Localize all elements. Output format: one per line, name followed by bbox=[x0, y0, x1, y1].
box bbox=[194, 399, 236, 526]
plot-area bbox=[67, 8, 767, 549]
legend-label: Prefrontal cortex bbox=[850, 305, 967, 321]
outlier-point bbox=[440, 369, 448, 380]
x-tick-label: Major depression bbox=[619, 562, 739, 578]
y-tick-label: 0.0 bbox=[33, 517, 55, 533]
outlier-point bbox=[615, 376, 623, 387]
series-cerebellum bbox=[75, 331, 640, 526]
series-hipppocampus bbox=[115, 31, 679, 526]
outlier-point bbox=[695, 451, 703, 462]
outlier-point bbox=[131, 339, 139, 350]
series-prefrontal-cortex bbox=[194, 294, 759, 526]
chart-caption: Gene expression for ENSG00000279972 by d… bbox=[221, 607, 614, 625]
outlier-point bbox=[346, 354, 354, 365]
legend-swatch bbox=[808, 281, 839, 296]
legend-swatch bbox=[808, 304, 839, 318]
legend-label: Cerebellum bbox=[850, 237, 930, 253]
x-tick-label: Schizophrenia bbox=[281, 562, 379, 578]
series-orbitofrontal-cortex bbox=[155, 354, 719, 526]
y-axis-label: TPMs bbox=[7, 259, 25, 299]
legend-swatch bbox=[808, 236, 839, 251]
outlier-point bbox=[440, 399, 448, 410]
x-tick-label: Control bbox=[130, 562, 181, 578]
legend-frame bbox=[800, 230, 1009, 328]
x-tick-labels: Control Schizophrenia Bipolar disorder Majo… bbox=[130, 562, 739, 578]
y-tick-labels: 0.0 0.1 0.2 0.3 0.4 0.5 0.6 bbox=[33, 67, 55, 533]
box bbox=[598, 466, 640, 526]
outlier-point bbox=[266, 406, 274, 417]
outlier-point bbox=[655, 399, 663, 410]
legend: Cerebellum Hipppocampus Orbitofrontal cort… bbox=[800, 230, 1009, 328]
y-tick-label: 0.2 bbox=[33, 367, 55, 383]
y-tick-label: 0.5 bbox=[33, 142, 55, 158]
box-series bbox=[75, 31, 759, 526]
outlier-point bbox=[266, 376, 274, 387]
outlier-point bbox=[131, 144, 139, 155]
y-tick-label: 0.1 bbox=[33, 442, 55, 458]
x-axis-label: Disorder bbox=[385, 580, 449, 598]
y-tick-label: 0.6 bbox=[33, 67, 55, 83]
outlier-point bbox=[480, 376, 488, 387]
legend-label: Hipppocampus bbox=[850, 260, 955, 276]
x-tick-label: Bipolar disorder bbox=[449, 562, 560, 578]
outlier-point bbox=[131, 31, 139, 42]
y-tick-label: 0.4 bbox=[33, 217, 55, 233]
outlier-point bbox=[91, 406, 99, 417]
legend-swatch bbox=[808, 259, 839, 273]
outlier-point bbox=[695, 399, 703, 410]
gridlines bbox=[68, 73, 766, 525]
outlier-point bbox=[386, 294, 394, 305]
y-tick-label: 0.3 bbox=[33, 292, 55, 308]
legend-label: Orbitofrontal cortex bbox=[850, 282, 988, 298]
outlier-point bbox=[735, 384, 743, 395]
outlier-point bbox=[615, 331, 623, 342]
* * * * * * * * *
REQUIRED WORK —
Transcribe the data exactly.

SOLUTION FOR THIS TASK —
Localize all elements. Output format: one per line, name followed by bbox=[x0, y0, x1, y1].
box bbox=[194, 399, 236, 526]
plot-area bbox=[67, 8, 767, 549]
legend-label: Prefrontal cortex bbox=[850, 305, 967, 321]
outlier-point bbox=[440, 369, 448, 380]
x-tick-label: Major depression bbox=[619, 562, 739, 578]
y-tick-label: 0.0 bbox=[33, 517, 55, 533]
outlier-point bbox=[615, 376, 623, 387]
series-cerebellum bbox=[75, 331, 640, 526]
series-hipppocampus bbox=[115, 31, 679, 526]
outlier-point bbox=[695, 451, 703, 462]
outlier-point bbox=[131, 339, 139, 350]
series-prefrontal-cortex bbox=[194, 294, 759, 526]
chart-caption: Gene expression for ENSG00000279972 by d… bbox=[221, 607, 614, 625]
outlier-point bbox=[346, 354, 354, 365]
legend-swatch bbox=[808, 281, 839, 296]
legend-swatch bbox=[808, 304, 839, 318]
legend-label: Cerebellum bbox=[850, 237, 930, 253]
x-tick-label: Schizophrenia bbox=[281, 562, 379, 578]
series-orbitofrontal-cortex bbox=[155, 354, 719, 526]
y-axis-label: TPMs bbox=[7, 259, 25, 299]
legend-swatch bbox=[808, 236, 839, 251]
outlier-point bbox=[440, 399, 448, 410]
x-tick-label: Control bbox=[130, 562, 181, 578]
legend-frame bbox=[800, 230, 1009, 328]
x-tick-labels: Control Schizophrenia Bipolar disorder Majo… bbox=[130, 562, 739, 578]
y-tick-labels: 0.0 0.1 0.2 0.3 0.4 0.5 0.6 bbox=[33, 67, 55, 533]
box bbox=[598, 466, 640, 526]
outlier-point bbox=[266, 406, 274, 417]
outlier-point bbox=[655, 399, 663, 410]
legend: Cerebellum Hipppocampus Orbitofrontal cort… bbox=[800, 230, 1009, 328]
y-tick-label: 0.2 bbox=[33, 367, 55, 383]
y-tick-label: 0.5 bbox=[33, 142, 55, 158]
box-series bbox=[75, 31, 759, 526]
outlier-point bbox=[266, 376, 274, 387]
outlier-point bbox=[131, 144, 139, 155]
y-tick-label: 0.1 bbox=[33, 442, 55, 458]
x-axis-label: Disorder bbox=[385, 580, 449, 598]
y-tick-label: 0.6 bbox=[33, 67, 55, 83]
outlier-point bbox=[480, 376, 488, 387]
legend-label: Hipppocampus bbox=[850, 260, 955, 276]
x-tick-label: Bipolar disorder bbox=[449, 562, 560, 578]
outlier-point bbox=[131, 31, 139, 42]
y-tick-label: 0.4 bbox=[33, 217, 55, 233]
outlier-point bbox=[91, 406, 99, 417]
legend-swatch bbox=[808, 259, 839, 273]
outlier-point bbox=[695, 399, 703, 410]
gridlines bbox=[68, 73, 766, 525]
outlier-point bbox=[386, 294, 394, 305]
y-tick-label: 0.3 bbox=[33, 292, 55, 308]
legend-label: Orbitofrontal cortex bbox=[850, 282, 988, 298]
outlier-point bbox=[735, 384, 743, 395]
outlier-point bbox=[615, 331, 623, 342]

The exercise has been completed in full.